(Stored items)
####

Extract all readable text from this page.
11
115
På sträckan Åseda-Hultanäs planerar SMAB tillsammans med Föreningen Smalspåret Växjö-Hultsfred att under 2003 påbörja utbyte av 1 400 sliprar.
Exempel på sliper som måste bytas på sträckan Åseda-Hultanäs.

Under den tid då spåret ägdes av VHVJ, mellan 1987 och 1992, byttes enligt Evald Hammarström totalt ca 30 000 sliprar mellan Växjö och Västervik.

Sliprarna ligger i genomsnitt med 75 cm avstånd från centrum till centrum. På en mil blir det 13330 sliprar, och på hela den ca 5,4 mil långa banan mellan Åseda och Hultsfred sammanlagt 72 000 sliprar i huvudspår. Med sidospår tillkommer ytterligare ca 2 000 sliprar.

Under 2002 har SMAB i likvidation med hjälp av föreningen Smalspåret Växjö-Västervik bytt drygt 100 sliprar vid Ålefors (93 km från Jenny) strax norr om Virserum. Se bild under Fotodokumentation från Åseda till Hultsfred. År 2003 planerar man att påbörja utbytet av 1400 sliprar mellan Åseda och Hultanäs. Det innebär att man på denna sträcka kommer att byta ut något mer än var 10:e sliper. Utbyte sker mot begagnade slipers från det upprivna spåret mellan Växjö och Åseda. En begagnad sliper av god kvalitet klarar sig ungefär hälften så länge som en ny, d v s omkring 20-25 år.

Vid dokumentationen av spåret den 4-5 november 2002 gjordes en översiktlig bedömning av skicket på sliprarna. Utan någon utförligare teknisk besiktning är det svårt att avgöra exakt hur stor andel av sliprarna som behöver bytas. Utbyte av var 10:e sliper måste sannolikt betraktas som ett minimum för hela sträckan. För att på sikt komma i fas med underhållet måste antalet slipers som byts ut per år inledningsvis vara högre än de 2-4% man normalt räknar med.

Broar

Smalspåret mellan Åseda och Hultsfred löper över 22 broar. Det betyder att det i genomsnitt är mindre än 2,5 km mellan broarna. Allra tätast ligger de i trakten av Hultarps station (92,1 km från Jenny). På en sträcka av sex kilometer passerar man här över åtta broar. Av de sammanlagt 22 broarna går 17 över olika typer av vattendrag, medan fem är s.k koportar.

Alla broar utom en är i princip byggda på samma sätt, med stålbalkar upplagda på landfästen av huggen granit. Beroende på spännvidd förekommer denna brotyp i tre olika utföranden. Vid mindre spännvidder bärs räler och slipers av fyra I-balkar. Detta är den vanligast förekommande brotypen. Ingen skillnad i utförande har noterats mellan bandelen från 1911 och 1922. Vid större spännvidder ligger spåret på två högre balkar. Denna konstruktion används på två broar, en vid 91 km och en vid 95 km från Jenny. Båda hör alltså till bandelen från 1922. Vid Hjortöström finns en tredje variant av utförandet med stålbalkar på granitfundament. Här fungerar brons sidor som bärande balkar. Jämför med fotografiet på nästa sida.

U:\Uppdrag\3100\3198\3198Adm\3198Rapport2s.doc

####

● HOW TO COMPLETE THIS TASK
Copy out each line of the data exactly.

● EXPECTED ANSWER
Extract all readable text from this page.
11
115
På sträckan Åseda-Hultanäs planerar SMAB tillsammans med Föreningen Smalspåret Växjö-Hultsfred att under 2003 påbörja utbyte av 1 400 sliprar.
Exempel på sliper som måste bytas på sträckan Åseda-Hultanäs.

Under den tid då spåret ägdes av VHVJ, mellan 1987 och 1992, byttes enligt Evald Hammarström totalt ca 30 000 sliprar mellan Växjö och Västervik.

Sliprarna ligger i genomsnitt med 75 cm avstånd från centrum till centrum. På en mil blir det 13330 sliprar, och på hela den ca 5,4 mil långa banan mellan Åseda och Hultsfred sammanlagt 72 000 sliprar i huvudspår. Med sidospår tillkommer ytterligare ca 2 000 sliprar.

Under 2002 har SMAB i likvidation med hjälp av föreningen Smalspåret Växjö-Västervik bytt drygt 100 sliprar vid Ålefors (93 km från Jenny) strax norr om Virserum. Se bild under Fotodokumentation från Åseda till Hultsfred. År 2003 planerar man att påbörja utbytet av 1400 sliprar mellan Åseda och Hultanäs. Det innebär att man på denna sträcka kommer att byta ut något mer än var 10:e sliper. Utbyte sker mot begagnade slipers från det upprivna spåret mellan Växjö och Åseda. En begagnad sliper av god kvalitet klarar sig ungefär hälften så länge som en ny, d v s omkring 20-25 år.

Vid dokumentationen av spåret den 4-5 november 2002 gjordes en översiktlig bedömning av skicket på sliprarna. Utan någon utförligare teknisk besiktning är det svårt att avgöra exakt hur stor andel av sliprarna som behöver bytas. Utbyte av var 10:e sliper måste sannolikt betraktas som ett minimum för hela sträckan. För att på sikt komma i fas med underhållet måste antalet slipers som byts ut per år inledningsvis vara högre än de 2-4% man normalt räknar med.

Broar

Smalspåret mellan Åseda och Hultsfred löper över 22 broar. Det betyder att det i genomsnitt är mindre än 2,5 km mellan broarna. Allra tätast ligger de i trakten av Hultarps station (92,1 km från Jenny). På en sträcka av sex kilometer passerar man här över åtta broar. Av de sammanlagt 22 broarna går 17 över olika typer av vattendrag, medan fem är s.k koportar.

Alla broar utom en är i princip byggda på samma sätt, med stålbalkar upplagda på landfästen av huggen granit. Beroende på spännvidd förekommer denna brotyp i tre olika utföranden. Vid mindre spännvidder bärs räler och slipers av fyra I-balkar. Detta är den vanligast förekommande brotypen. Ingen skillnad i utförande har noterats mellan bandelen från 1911 och 1922. Vid större spännvidder ligger spåret på två högre balkar. Denna konstruktion används på två broar, en vid 91 km och en vid 95 km från Jenny. Båda hör alltså till bandelen från 1922. Vid Hjortöström finns en tredje variant av utförandet med stålbalkar på granitfundament. Här fungerar brons sidor som bärande balkar. Jämför med fotografiet på nästa sida.

U:\Uppdrag\3100\3198\3198Adm\3198Rapport2s.doc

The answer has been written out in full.